*Supplied information*
————————

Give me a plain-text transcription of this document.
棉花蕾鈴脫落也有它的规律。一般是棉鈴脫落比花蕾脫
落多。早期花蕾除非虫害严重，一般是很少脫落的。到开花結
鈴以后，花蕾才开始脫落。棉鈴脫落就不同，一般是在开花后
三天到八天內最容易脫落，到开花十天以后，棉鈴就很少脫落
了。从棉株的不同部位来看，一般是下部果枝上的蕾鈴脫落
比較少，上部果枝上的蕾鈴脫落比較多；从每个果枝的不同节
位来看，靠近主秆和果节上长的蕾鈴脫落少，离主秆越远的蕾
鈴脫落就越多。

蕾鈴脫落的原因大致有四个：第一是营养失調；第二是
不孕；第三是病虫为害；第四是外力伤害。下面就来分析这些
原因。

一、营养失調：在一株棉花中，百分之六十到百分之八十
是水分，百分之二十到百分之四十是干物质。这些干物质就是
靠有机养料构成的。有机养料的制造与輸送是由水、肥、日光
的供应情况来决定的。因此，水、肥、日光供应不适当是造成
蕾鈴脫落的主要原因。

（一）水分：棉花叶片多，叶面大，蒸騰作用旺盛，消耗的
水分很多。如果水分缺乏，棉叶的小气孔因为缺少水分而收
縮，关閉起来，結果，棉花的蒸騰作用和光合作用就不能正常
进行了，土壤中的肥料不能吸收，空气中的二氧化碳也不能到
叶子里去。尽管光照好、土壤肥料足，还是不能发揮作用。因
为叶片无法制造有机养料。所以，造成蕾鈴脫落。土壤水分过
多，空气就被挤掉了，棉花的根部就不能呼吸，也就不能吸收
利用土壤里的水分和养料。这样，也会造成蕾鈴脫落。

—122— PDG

————————

Output each record precisely as given.

Give me a plain-text transcription of this document.
棉花蕾鈴脫落也有它的规律。一般是棉鈴脫落比花蕾脫
落多。早期花蕾除非虫害严重，一般是很少脫落的。到开花結
鈴以后，花蕾才开始脫落。棉鈴脫落就不同，一般是在开花后
三天到八天內最容易脫落，到开花十天以后，棉鈴就很少脫落
了。从棉株的不同部位来看，一般是下部果枝上的蕾鈴脫落
比較少，上部果枝上的蕾鈴脫落比較多；从每个果枝的不同节
位来看，靠近主秆和果节上长的蕾鈴脫落少，离主秆越远的蕾
鈴脫落就越多。

蕾鈴脫落的原因大致有四个：第一是营养失調；第二是
不孕；第三是病虫为害；第四是外力伤害。下面就来分析这些
原因。

一、营养失調：在一株棉花中，百分之六十到百分之八十
是水分，百分之二十到百分之四十是干物质。这些干物质就是
靠有机养料构成的。有机养料的制造与輸送是由水、肥、日光
的供应情况来决定的。因此，水、肥、日光供应不适当是造成
蕾鈴脫落的主要原因。

（一）水分：棉花叶片多，叶面大，蒸騰作用旺盛，消耗的
水分很多。如果水分缺乏，棉叶的小气孔因为缺少水分而收
縮，关閉起来，結果，棉花的蒸騰作用和光合作用就不能正常
进行了，土壤中的肥料不能吸收，空气中的二氧化碳也不能到
叶子里去。尽管光照好、土壤肥料足，还是不能发揮作用。因
为叶片无法制造有机养料。所以，造成蕾鈴脫落。土壤水分过
多，空气就被挤掉了，棉花的根部就不能呼吸，也就不能吸收
利用土壤里的水分和养料。这样，也会造成蕾鈴脫落。

—122— PDG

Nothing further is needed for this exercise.